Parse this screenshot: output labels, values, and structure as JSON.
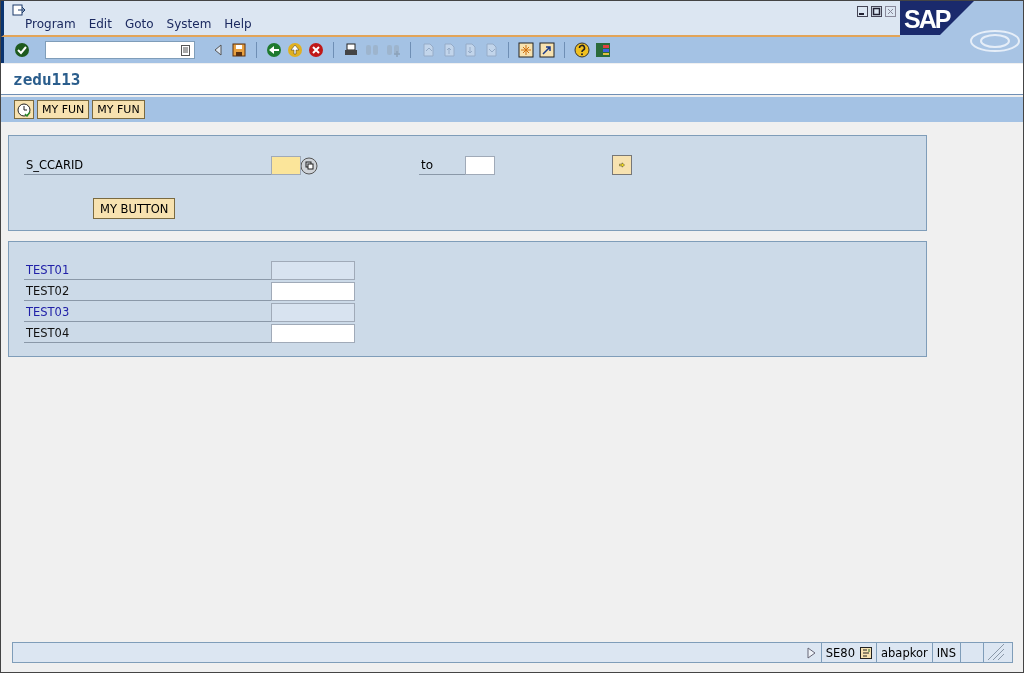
{
  "menu": [
    {
      "label": "Program"
    },
    {
      "label": "Edit"
    },
    {
      "label": "Goto"
    },
    {
      "label": "System"
    },
    {
      "label": "Help"
    }
  ],
  "toolbar": [
    [
      {
        "kind": "enter",
        "disabled": false
      },
      {
        "kind": "command-field"
      },
      {
        "kind": "collapse",
        "disabled": false
      },
      {
        "kind": "save",
        "disabled": false
      }
    ],
    [
      {
        "kind": "back",
        "disabled": false
      },
      {
        "kind": "exit",
        "disabled": false
      },
      {
        "kind": "cancel",
        "disabled": false
      }
    ],
    [
      {
        "kind": "print",
        "disabled": false
      },
      {
        "kind": "find",
        "disabled": true
      },
      {
        "kind": "find-next",
        "disabled": true
      }
    ],
    [
      {
        "kind": "first-page",
        "disabled": true
      },
      {
        "kind": "previous-page",
        "disabled": true
      },
      {
        "kind": "next-page",
        "disabled": true
      },
      {
        "kind": "last-page",
        "disabled": true
      }
    ],
    [
      {
        "kind": "new-session",
        "disabled": false
      },
      {
        "kind": "shortcut",
        "disabled": false
      }
    ],
    [
      {
        "kind": "help",
        "disabled": false
      },
      {
        "kind": "layout",
        "disabled": false
      }
    ]
  ],
  "logo": "SAP",
  "title": "zedu113",
  "app_toolbar": [
    {
      "kind": "execute"
    },
    {
      "kind": "text",
      "label": "MY FUN"
    },
    {
      "kind": "text",
      "label": "MY FUN"
    }
  ],
  "selection_block": {
    "label": "S_CCARID",
    "low": {
      "highlighted": true
    },
    "to_label": "to",
    "high": {
      "highlighted": false
    },
    "button": "MY BUTTON"
  },
  "fields": [
    {
      "label": "TEST01",
      "disabled": true
    },
    {
      "label": "TEST02",
      "disabled": false
    },
    {
      "label": "TEST03",
      "disabled": true
    },
    {
      "label": "TEST04",
      "disabled": false
    }
  ],
  "status_bar": {
    "transaction": "SE80",
    "user": "abapkor",
    "mode": "INS"
  }
}
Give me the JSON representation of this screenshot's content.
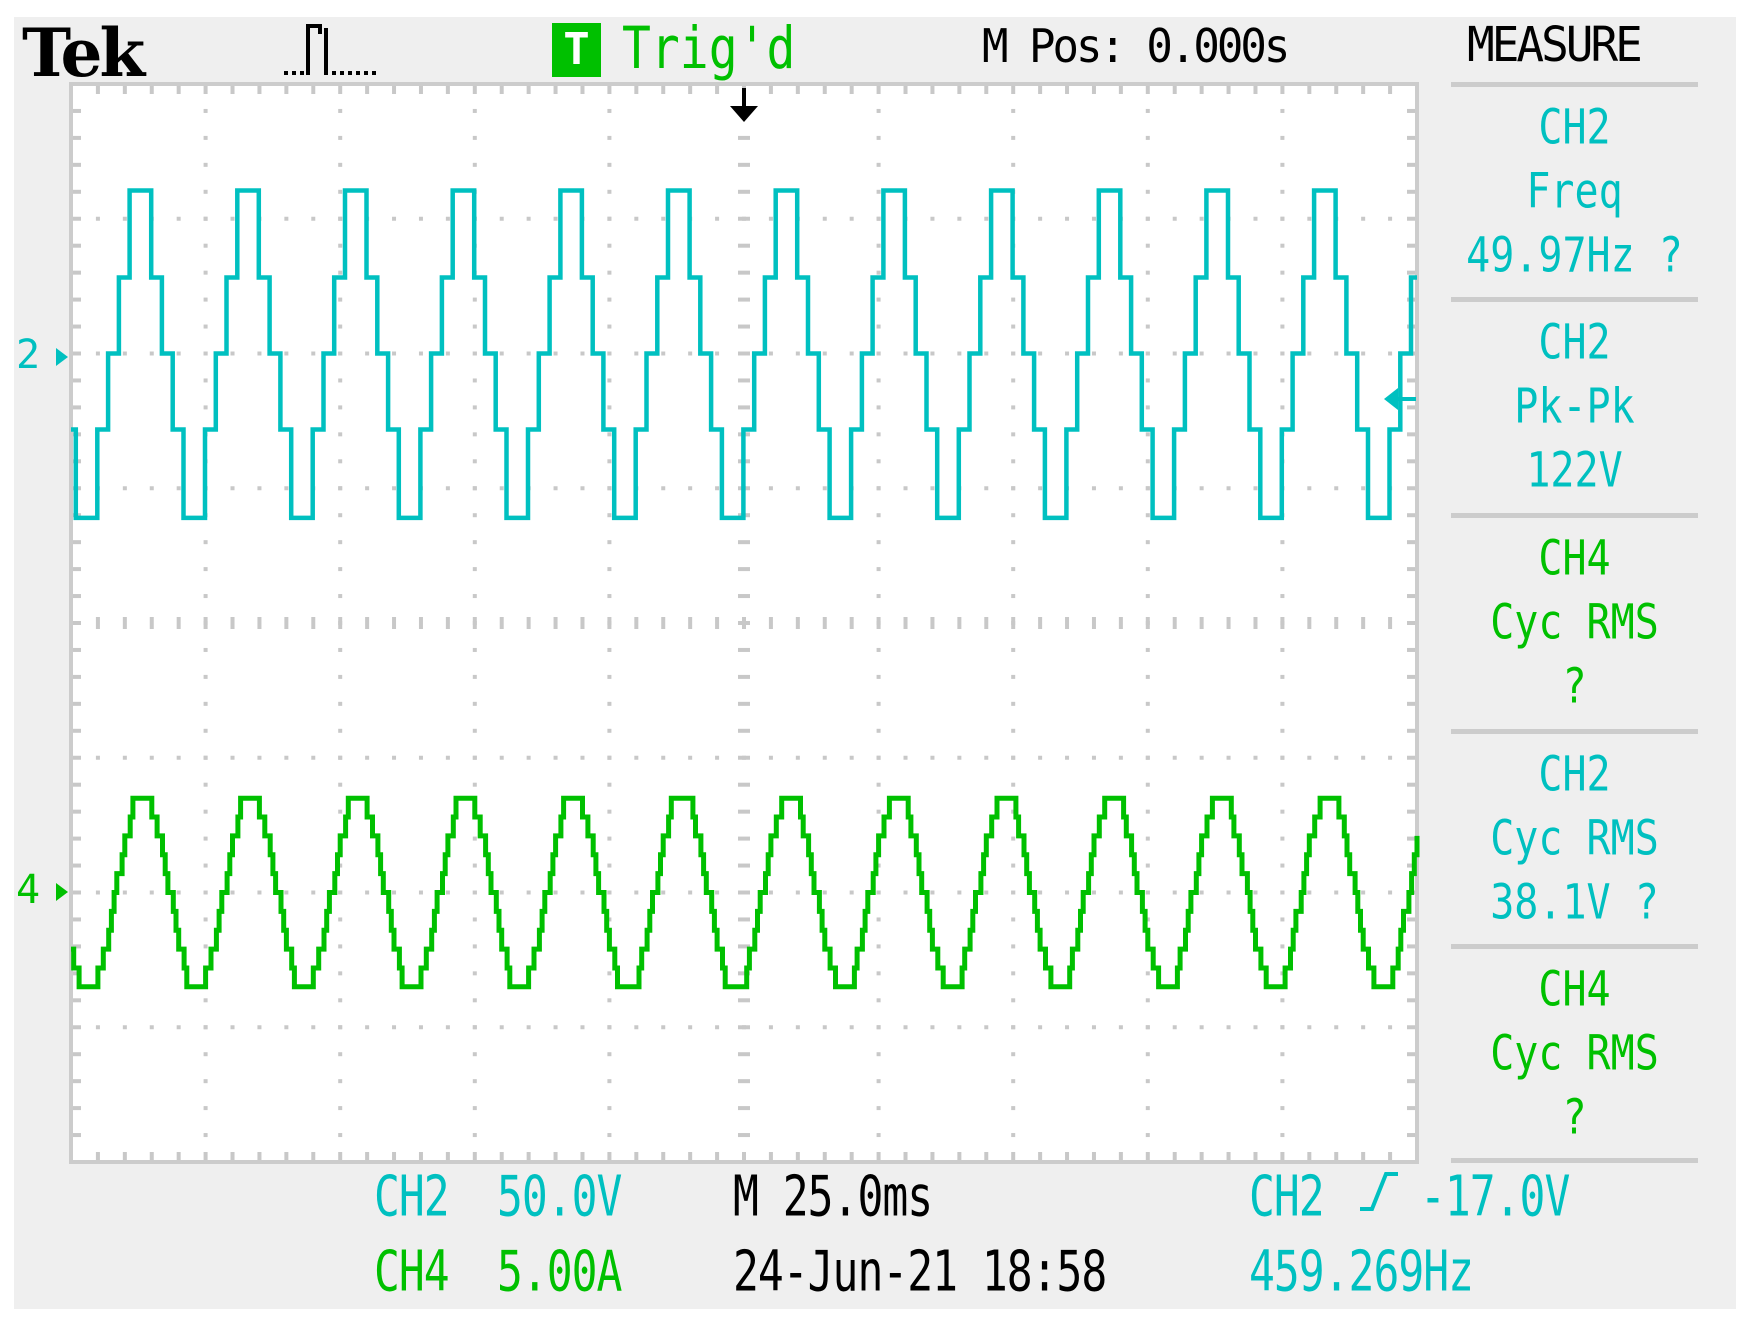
{
  "header": {
    "brand": "Tek",
    "acquisition_icon": "pulse-acquire-icon",
    "trigger_badge": "T",
    "trigger_status": "Trig'd",
    "main_position": "M Pos: 0.000s"
  },
  "measure": {
    "title": "MEASURE",
    "items": [
      {
        "source": "CH2",
        "type": "Freq",
        "value": "49.97Hz ?"
      },
      {
        "source": "CH2",
        "type": "Pk-Pk",
        "value": "122V"
      },
      {
        "source": "CH4",
        "type": "Cyc RMS",
        "value": "?"
      },
      {
        "source": "CH2",
        "type": "Cyc RMS",
        "value": "38.1V ?"
      },
      {
        "source": "CH4",
        "type": "Cyc RMS",
        "value": "?"
      }
    ]
  },
  "footer": {
    "ch2_label": "CH2",
    "ch2_scale": "50.0V",
    "ch4_label": "CH4",
    "ch4_scale": "5.00A",
    "timebase": "M 25.0ms",
    "datetime": "24-Jun-21 18:58",
    "trigger_source": "CH2",
    "trigger_slope_icon": "rising-edge-icon",
    "trigger_level": "-17.0V",
    "trigger_frequency": "459.269Hz"
  },
  "markers": {
    "ch2": "2",
    "ch4": "4"
  },
  "colors": {
    "ch2": "#00c0c0",
    "ch4": "#00c000",
    "grid": "#c8c8c8",
    "panel": "#efefef",
    "screen": "#ffffff"
  },
  "chart_data": {
    "type": "line",
    "title": "",
    "x_unit": "ms",
    "time_per_div_ms": 25,
    "xlim": [
      -125,
      125
    ],
    "trigger_time_ms": 0,
    "grid": true,
    "horizontal_divisions": 10,
    "vertical_divisions": 8,
    "series": [
      {
        "name": "CH2",
        "unit": "V",
        "units_per_div": 50,
        "ylim": [
          -300,
          100
        ],
        "trigger_level": -17,
        "waveform": "stepped",
        "period_ms": 20.01,
        "first_top_start_ms": -114.1,
        "steps": [
          {
            "level": 60.5,
            "duration_ms": 4.0
          },
          {
            "level": 28.2,
            "duration_ms": 2.0
          },
          {
            "level": 0,
            "duration_ms": 2.0
          },
          {
            "level": -28.2,
            "duration_ms": 2.0
          },
          {
            "level": -61.0,
            "duration_ms": 4.0
          },
          {
            "level": -28.2,
            "duration_ms": 2.0
          },
          {
            "level": 0,
            "duration_ms": 2.0
          },
          {
            "level": 28.2,
            "duration_ms": 2.0
          }
        ]
      },
      {
        "name": "CH4",
        "unit": "A",
        "units_per_div": 5,
        "ylim": [
          -10,
          30
        ],
        "waveform": "quantized-sine",
        "period_ms": 20.01,
        "first_peak_ms": -111.8,
        "amplitude": 3.7,
        "offset": 0,
        "quantization": 0.7
      }
    ]
  }
}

» Short exercise
Every line of the data should be copied as it stands, without the images.

» Result of this exercise
Parse this screenshot: output labels, values, and structure as JSON.
{
  "menu": [
    {
      "label": "Program"
    },
    {
      "label": "Edit"
    },
    {
      "label": "Goto"
    },
    {
      "label": "System"
    },
    {
      "label": "Help"
    }
  ],
  "toolbar": [
    [
      {
        "kind": "enter",
        "disabled": false
      },
      {
        "kind": "command-field"
      },
      {
        "kind": "collapse",
        "disabled": false
      },
      {
        "kind": "save",
        "disabled": false
      }
    ],
    [
      {
        "kind": "back",
        "disabled": false
      },
      {
        "kind": "exit",
        "disabled": false
      },
      {
        "kind": "cancel",
        "disabled": false
      }
    ],
    [
      {
        "kind": "print",
        "disabled": false
      },
      {
        "kind": "find",
        "disabled": true
      },
      {
        "kind": "find-next",
        "disabled": true
      }
    ],
    [
      {
        "kind": "first-page",
        "disabled": true
      },
      {
        "kind": "previous-page",
        "disabled": true
      },
      {
        "kind": "next-page",
        "disabled": true
      },
      {
        "kind": "last-page",
        "disabled": true
      }
    ],
    [
      {
        "kind": "new-session",
        "disabled": false
      },
      {
        "kind": "shortcut",
        "disabled": false
      }
    ],
    [
      {
        "kind": "help",
        "disabled": false
      },
      {
        "kind": "layout",
        "disabled": false
      }
    ]
  ],
  "logo": "SAP",
  "title": "zedu113",
  "app_toolbar": [
    {
      "kind": "execute"
    },
    {
      "kind": "text",
      "label": "MY FUN"
    },
    {
      "kind": "text",
      "label": "MY FUN"
    }
  ],
  "selection_block": {
    "label": "S_CCARID",
    "low": {
      "highlighted": true
    },
    "to_label": "to",
    "high": {
      "highlighted": false
    },
    "button": "MY BUTTON"
  },
  "fields": [
    {
      "label": "TEST01",
      "disabled": true
    },
    {
      "label": "TEST02",
      "disabled": false
    },
    {
      "label": "TEST03",
      "disabled": true
    },
    {
      "label": "TEST04",
      "disabled": false
    }
  ],
  "status_bar": {
    "transaction": "SE80",
    "user": "abapkor",
    "mode": "INS"
  }
}
Give me the JSON representation of this screenshot's content.
{
  "header": {
    "brand": "Tek",
    "acquisition_icon": "pulse-acquire-icon",
    "trigger_badge": "T",
    "trigger_status": "Trig'd",
    "main_position": "M Pos: 0.000s"
  },
  "measure": {
    "title": "MEASURE",
    "items": [
      {
        "source": "CH2",
        "type": "Freq",
        "value": "49.97Hz ?"
      },
      {
        "source": "CH2",
        "type": "Pk-Pk",
        "value": "122V"
      },
      {
        "source": "CH4",
        "type": "Cyc RMS",
        "value": "?"
      },
      {
        "source": "CH2",
        "type": "Cyc RMS",
        "value": "38.1V ?"
      },
      {
        "source": "CH4",
        "type": "Cyc RMS",
        "value": "?"
      }
    ]
  },
  "footer": {
    "ch2_label": "CH2",
    "ch2_scale": "50.0V",
    "ch4_label": "CH4",
    "ch4_scale": "5.00A",
    "timebase": "M 25.0ms",
    "datetime": "24-Jun-21 18:58",
    "trigger_source": "CH2",
    "trigger_slope_icon": "rising-edge-icon",
    "trigger_level": "-17.0V",
    "trigger_frequency": "459.269Hz"
  },
  "markers": {
    "ch2": "2",
    "ch4": "4"
  },
  "colors": {
    "ch2": "#00c0c0",
    "ch4": "#00c000",
    "grid": "#c8c8c8",
    "panel": "#efefef",
    "screen": "#ffffff"
  },
  "chart_data": {
    "type": "line",
    "title": "",
    "x_unit": "ms",
    "time_per_div_ms": 25,
    "xlim": [
      -125,
      125
    ],
    "trigger_time_ms": 0,
    "grid": true,
    "horizontal_divisions": 10,
    "vertical_divisions": 8,
    "series": [
      {
        "name": "CH2",
        "unit": "V",
        "units_per_div": 50,
        "ylim": [
          -300,
          100
        ],
        "trigger_level": -17,
        "waveform": "stepped",
        "period_ms": 20.01,
        "first_top_start_ms": -114.1,
        "steps": [
          {
            "level": 60.5,
            "duration_ms": 4.0
          },
          {
            "level": 28.2,
            "duration_ms": 2.0
          },
          {
            "level": 0,
            "duration_ms": 2.0
          },
          {
            "level": -28.2,
            "duration_ms": 2.0
          },
          {
            "level": -61.0,
            "duration_ms": 4.0
          },
          {
            "level": -28.2,
            "duration_ms": 2.0
          },
          {
            "level": 0,
            "duration_ms": 2.0
          },
          {
            "level": 28.2,
            "duration_ms": 2.0
          }
        ]
      },
      {
        "name": "CH4",
        "unit": "A",
        "units_per_div": 5,
        "ylim": [
          -10,
          30
        ],
        "waveform": "quantized-sine",
        "period_ms": 20.01,
        "first_peak_ms": -111.8,
        "amplitude": 3.7,
        "offset": 0,
        "quantization": 0.7
      }
    ]
  }
}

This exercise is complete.